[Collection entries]
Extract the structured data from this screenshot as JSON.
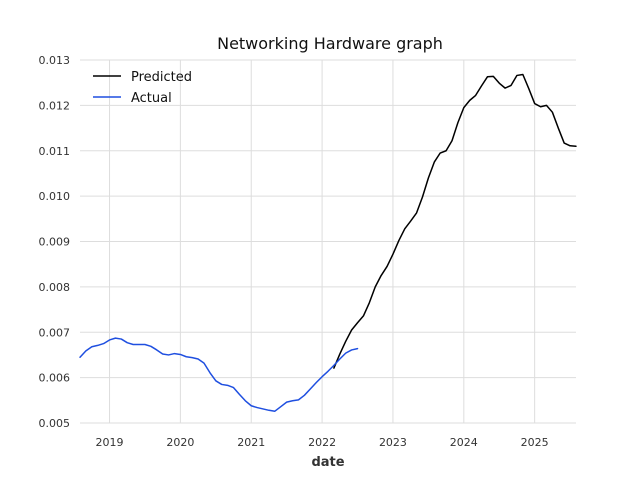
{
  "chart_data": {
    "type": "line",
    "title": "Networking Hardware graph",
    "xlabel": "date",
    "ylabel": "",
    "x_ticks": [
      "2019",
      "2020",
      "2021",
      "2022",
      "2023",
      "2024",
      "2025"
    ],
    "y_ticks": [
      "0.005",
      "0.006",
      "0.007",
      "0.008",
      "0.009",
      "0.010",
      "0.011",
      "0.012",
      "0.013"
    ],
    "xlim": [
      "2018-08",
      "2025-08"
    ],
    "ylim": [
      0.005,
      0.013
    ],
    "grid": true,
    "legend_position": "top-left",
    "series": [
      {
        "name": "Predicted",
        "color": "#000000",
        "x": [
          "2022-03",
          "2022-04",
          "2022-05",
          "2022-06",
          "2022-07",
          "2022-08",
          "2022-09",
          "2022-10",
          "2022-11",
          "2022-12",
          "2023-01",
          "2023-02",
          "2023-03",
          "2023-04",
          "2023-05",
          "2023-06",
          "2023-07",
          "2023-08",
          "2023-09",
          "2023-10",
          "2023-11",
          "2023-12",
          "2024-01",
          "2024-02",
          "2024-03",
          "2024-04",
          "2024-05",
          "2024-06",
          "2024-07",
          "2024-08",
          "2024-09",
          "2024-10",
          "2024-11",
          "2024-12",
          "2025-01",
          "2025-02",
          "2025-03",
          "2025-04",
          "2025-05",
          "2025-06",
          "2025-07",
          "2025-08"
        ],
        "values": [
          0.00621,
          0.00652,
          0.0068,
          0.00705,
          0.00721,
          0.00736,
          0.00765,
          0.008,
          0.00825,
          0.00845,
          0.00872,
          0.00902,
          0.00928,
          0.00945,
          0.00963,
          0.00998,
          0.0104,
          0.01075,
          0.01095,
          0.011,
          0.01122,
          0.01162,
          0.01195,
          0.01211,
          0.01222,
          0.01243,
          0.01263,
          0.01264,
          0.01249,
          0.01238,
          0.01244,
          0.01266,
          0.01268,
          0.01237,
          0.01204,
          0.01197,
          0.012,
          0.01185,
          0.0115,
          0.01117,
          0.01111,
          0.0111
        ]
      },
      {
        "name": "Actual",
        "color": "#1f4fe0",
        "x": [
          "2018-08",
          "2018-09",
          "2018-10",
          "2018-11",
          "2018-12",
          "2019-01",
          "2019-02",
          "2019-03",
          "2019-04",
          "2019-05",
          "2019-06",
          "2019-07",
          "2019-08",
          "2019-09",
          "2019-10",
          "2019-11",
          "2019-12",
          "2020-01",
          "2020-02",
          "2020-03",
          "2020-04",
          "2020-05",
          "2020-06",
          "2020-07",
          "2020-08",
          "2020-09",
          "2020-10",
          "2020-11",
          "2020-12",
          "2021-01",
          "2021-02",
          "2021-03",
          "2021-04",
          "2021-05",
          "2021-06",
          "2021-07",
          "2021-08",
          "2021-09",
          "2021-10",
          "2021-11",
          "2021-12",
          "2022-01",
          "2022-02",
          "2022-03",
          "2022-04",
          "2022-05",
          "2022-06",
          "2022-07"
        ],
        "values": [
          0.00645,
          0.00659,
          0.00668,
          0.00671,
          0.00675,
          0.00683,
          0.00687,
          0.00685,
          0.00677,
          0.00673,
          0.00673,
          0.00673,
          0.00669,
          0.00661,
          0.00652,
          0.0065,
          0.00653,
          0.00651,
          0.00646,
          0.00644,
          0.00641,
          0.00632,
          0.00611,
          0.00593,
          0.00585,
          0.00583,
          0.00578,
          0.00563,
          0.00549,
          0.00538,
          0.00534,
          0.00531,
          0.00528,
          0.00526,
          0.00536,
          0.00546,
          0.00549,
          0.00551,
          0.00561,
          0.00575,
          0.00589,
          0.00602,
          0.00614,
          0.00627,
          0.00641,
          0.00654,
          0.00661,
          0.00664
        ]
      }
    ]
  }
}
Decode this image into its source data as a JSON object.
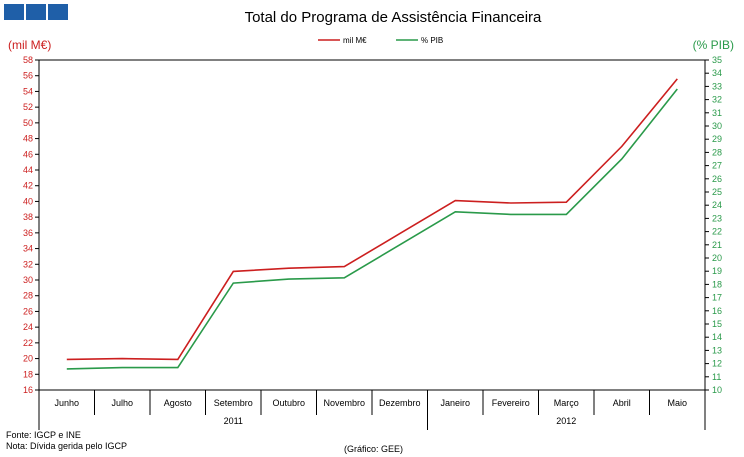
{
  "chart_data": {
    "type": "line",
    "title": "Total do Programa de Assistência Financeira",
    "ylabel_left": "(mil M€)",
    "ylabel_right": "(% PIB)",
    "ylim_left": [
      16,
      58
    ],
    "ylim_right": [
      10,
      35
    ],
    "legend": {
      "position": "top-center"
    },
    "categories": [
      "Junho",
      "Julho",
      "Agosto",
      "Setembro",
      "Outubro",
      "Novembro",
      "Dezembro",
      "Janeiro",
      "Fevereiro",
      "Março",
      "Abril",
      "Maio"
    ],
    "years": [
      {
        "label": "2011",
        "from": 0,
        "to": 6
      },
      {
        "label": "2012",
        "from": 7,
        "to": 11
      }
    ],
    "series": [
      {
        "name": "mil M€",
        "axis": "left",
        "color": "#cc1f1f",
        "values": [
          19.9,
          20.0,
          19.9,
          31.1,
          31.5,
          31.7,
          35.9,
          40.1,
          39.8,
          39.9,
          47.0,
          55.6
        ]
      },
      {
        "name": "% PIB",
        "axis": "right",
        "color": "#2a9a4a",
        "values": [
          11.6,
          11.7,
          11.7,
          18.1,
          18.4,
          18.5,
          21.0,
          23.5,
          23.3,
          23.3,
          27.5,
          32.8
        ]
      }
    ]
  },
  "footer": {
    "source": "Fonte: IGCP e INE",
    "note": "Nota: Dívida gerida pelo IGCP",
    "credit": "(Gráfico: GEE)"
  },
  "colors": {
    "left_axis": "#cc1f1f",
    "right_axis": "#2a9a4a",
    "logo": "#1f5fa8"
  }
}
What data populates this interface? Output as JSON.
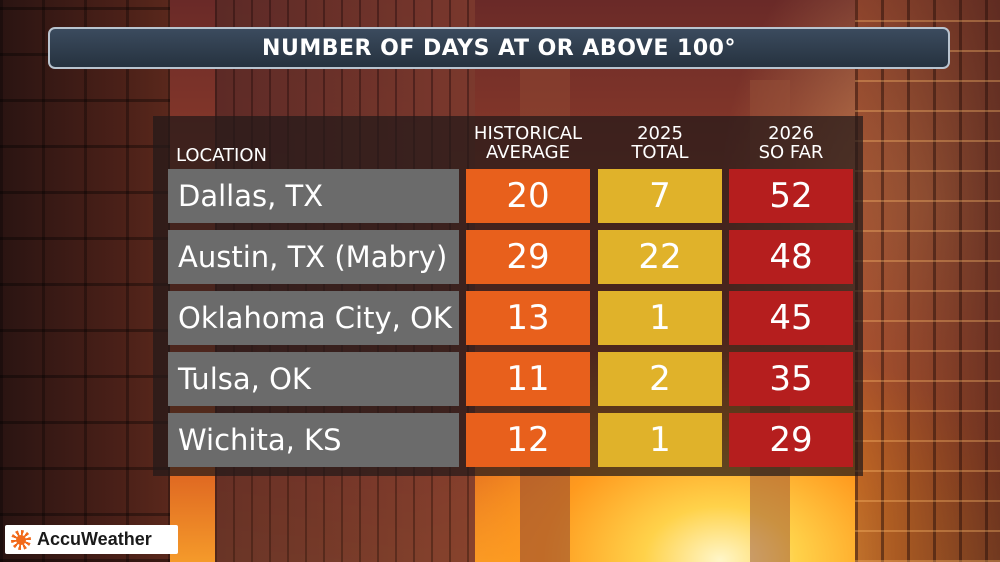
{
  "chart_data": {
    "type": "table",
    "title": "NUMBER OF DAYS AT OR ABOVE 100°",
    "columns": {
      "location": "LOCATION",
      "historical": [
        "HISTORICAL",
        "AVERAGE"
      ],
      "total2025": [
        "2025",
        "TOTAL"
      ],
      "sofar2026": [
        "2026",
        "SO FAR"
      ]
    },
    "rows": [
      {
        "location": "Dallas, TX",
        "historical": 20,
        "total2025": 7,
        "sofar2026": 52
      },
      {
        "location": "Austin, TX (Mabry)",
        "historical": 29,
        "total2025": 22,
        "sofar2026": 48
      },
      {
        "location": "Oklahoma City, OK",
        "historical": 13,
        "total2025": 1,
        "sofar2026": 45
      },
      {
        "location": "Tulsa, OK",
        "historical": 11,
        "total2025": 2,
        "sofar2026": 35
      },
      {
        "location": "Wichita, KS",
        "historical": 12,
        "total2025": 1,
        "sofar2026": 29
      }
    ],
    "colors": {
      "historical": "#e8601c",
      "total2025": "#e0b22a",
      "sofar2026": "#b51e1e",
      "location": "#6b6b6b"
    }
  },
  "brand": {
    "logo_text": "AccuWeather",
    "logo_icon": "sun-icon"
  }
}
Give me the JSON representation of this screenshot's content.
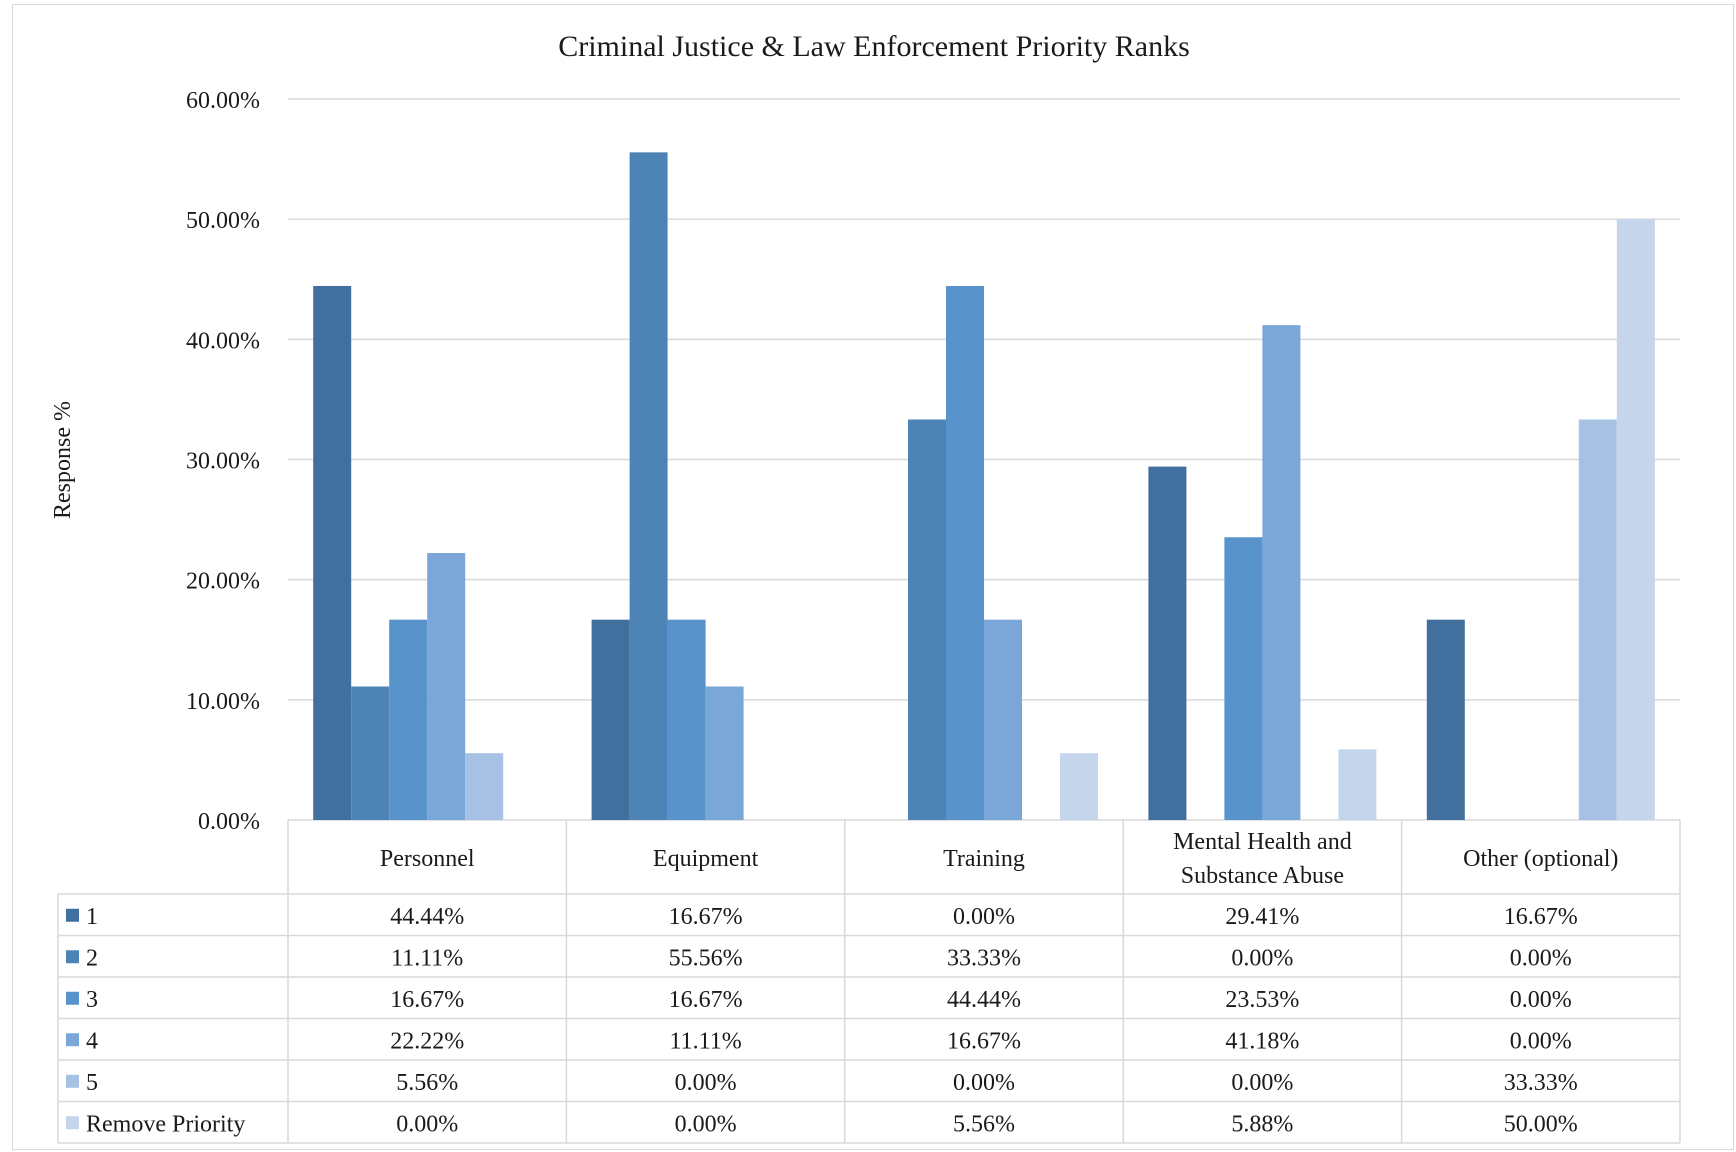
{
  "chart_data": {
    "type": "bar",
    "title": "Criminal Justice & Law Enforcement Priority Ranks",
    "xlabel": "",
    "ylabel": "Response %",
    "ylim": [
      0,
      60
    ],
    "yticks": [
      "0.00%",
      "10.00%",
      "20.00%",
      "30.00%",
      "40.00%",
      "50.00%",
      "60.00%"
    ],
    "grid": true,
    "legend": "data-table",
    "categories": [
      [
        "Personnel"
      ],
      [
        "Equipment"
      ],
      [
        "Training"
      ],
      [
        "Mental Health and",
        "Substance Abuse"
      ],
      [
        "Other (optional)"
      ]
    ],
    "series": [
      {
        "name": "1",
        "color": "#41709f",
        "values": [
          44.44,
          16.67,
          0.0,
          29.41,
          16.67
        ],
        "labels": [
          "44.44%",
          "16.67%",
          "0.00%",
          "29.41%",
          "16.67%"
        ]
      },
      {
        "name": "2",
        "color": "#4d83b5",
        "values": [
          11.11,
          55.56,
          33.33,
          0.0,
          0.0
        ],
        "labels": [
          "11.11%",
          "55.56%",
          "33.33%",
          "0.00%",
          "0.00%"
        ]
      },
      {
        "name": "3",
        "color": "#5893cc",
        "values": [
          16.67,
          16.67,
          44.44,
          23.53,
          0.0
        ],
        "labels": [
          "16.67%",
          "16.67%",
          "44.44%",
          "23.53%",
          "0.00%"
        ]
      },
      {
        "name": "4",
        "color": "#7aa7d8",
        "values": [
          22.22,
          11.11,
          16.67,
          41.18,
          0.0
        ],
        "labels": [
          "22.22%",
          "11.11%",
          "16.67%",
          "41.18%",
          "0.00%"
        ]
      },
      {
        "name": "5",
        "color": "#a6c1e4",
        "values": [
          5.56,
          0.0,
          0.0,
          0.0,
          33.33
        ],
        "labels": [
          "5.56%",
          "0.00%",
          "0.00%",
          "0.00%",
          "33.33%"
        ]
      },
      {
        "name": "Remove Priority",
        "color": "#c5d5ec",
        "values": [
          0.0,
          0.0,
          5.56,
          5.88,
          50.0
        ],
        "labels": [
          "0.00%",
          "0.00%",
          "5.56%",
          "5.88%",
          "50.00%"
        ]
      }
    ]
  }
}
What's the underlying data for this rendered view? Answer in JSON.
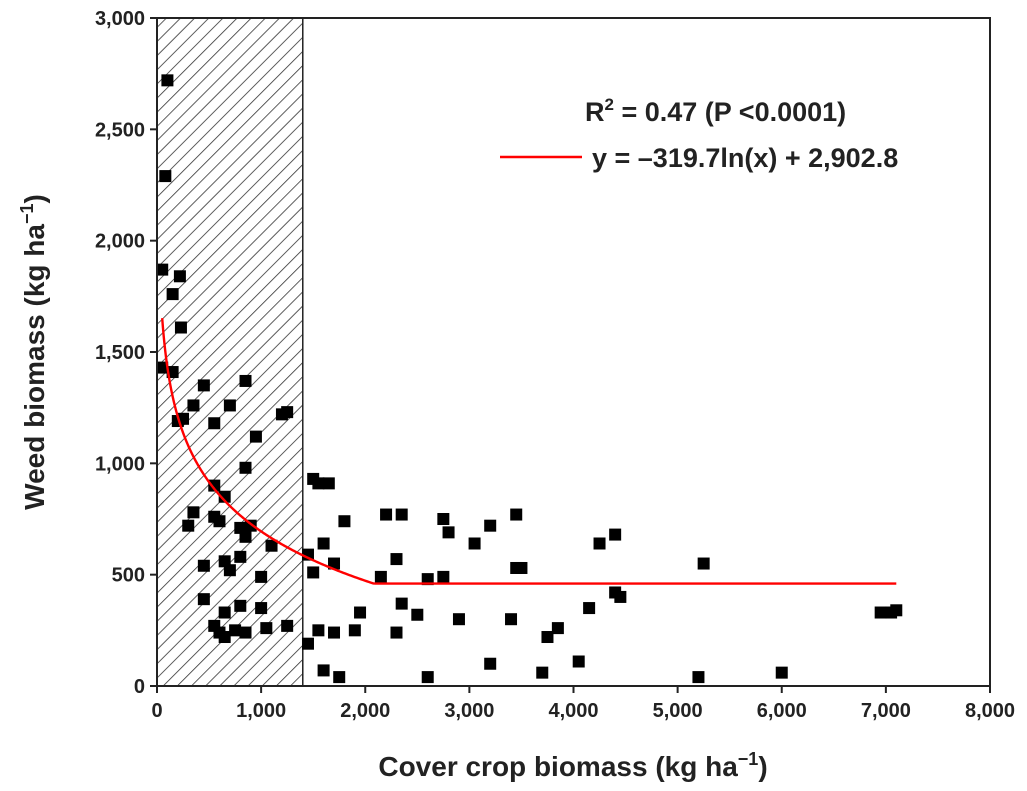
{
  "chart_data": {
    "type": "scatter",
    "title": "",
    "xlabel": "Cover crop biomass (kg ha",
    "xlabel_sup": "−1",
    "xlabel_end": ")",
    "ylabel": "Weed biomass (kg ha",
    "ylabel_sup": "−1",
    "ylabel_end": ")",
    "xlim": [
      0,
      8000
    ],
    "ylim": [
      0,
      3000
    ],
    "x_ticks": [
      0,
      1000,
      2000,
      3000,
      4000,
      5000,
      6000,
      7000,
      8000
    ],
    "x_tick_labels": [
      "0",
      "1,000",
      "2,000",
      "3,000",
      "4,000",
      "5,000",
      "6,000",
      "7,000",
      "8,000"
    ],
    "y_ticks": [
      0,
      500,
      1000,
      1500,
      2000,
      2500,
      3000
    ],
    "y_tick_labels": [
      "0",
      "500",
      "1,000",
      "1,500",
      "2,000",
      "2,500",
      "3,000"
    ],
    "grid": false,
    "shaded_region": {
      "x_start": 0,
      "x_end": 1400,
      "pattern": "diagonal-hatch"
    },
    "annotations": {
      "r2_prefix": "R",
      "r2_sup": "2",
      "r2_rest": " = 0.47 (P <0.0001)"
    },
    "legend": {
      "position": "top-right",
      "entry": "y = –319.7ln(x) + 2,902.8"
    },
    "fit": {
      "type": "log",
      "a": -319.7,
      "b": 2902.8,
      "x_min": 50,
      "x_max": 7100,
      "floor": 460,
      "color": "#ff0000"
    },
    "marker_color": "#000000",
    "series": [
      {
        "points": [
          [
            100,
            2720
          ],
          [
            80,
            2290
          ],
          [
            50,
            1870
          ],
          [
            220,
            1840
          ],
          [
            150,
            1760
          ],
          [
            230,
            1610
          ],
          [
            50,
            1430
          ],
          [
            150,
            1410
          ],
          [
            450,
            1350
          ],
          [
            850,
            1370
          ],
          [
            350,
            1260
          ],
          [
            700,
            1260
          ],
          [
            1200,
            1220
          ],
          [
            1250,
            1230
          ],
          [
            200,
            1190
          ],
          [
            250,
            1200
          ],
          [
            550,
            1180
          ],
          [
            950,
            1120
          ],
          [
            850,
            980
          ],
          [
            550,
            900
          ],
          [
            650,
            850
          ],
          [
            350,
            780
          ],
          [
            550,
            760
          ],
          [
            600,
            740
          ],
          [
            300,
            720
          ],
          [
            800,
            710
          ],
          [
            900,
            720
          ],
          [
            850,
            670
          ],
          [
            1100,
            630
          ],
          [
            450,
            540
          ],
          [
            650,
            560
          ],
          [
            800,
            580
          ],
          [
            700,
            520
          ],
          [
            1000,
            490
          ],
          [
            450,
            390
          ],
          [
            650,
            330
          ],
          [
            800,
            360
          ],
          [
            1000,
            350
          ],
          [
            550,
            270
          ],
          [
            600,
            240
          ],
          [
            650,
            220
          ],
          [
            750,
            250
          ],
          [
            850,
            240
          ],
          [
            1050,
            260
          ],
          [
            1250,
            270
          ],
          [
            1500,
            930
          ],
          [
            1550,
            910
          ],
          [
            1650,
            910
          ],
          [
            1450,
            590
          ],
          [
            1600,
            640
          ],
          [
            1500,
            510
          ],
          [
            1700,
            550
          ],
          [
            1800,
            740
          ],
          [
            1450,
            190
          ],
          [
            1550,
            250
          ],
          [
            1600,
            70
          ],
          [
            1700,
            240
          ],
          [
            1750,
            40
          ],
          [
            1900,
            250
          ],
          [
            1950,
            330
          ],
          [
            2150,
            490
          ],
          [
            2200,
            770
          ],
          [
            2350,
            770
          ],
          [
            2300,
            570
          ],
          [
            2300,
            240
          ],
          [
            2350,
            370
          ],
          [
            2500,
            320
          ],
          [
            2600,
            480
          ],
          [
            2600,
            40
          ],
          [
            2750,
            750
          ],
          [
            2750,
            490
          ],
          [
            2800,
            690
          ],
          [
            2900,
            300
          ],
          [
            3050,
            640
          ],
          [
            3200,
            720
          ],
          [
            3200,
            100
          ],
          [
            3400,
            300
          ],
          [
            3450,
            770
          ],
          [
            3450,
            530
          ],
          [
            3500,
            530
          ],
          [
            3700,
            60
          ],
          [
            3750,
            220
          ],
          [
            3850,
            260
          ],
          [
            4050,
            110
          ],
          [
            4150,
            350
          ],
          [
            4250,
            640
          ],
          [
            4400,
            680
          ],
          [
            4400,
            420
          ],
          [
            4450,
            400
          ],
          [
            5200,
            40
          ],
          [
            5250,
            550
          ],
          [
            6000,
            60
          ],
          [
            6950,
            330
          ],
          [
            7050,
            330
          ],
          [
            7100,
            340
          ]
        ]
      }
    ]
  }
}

* [Exercise prompt] Find the lines above that contain the word "from" and collect them.

* [Exercise answer]
Extract the structured data from this screenshot as JSON.
        "from": 0,
        "from": 7,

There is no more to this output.